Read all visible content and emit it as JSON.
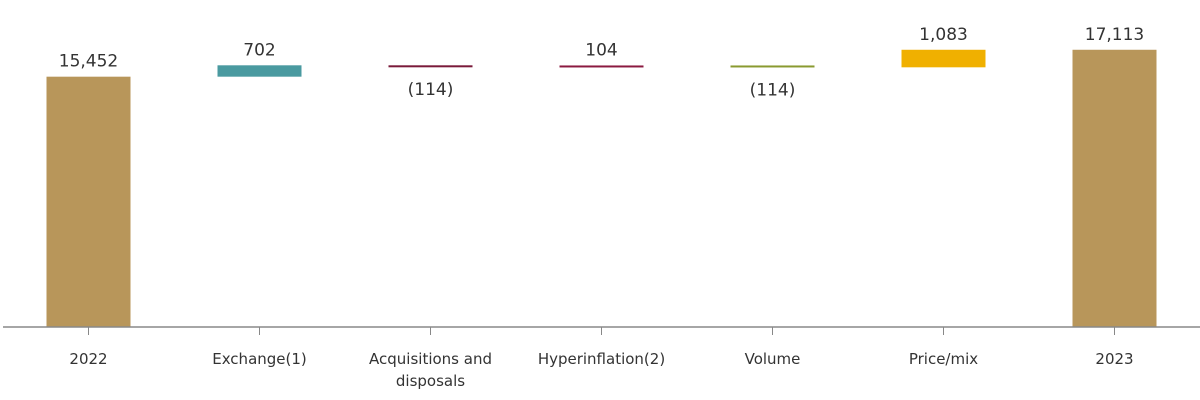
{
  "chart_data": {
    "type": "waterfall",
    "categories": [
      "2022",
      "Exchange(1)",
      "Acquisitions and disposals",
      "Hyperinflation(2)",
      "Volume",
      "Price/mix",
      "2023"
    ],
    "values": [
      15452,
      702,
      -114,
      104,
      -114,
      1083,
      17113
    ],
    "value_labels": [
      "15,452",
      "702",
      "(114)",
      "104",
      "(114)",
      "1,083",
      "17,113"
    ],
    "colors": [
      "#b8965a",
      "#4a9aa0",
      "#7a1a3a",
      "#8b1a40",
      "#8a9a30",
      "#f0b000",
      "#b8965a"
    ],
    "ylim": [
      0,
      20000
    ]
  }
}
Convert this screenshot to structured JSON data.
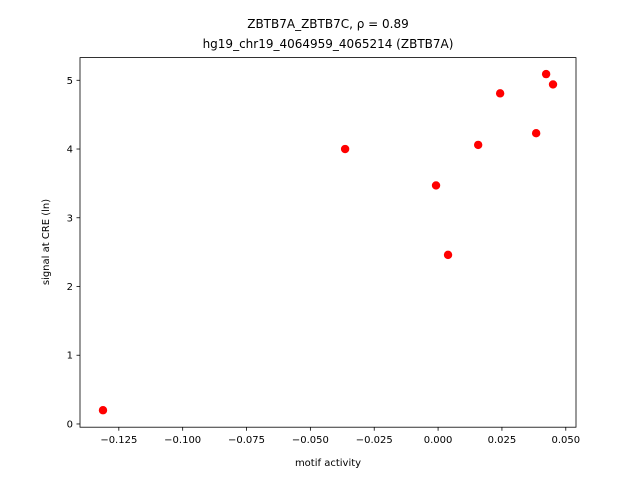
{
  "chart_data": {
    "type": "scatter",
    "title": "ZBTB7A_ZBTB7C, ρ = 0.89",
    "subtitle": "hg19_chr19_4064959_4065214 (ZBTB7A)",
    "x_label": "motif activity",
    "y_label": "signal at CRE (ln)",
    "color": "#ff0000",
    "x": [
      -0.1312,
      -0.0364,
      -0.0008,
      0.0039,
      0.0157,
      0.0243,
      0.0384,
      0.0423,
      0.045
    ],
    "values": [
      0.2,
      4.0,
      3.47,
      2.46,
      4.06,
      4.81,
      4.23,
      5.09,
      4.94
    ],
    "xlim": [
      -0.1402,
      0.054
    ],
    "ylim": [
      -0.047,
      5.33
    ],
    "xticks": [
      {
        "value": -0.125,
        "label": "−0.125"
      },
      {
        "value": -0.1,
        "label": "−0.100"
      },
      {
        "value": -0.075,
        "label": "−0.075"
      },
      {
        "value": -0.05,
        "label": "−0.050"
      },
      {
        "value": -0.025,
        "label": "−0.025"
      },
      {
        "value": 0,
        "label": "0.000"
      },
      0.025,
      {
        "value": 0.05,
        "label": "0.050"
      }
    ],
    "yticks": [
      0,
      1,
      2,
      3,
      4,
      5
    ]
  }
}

WHAT THIS TASK INVOLVES: Which lines of the data include "JSON"? Copy each of them.

FULL OUTPUT:
Read all visible content and emit it as JSON.
Convert this screenshot to structured JSON data.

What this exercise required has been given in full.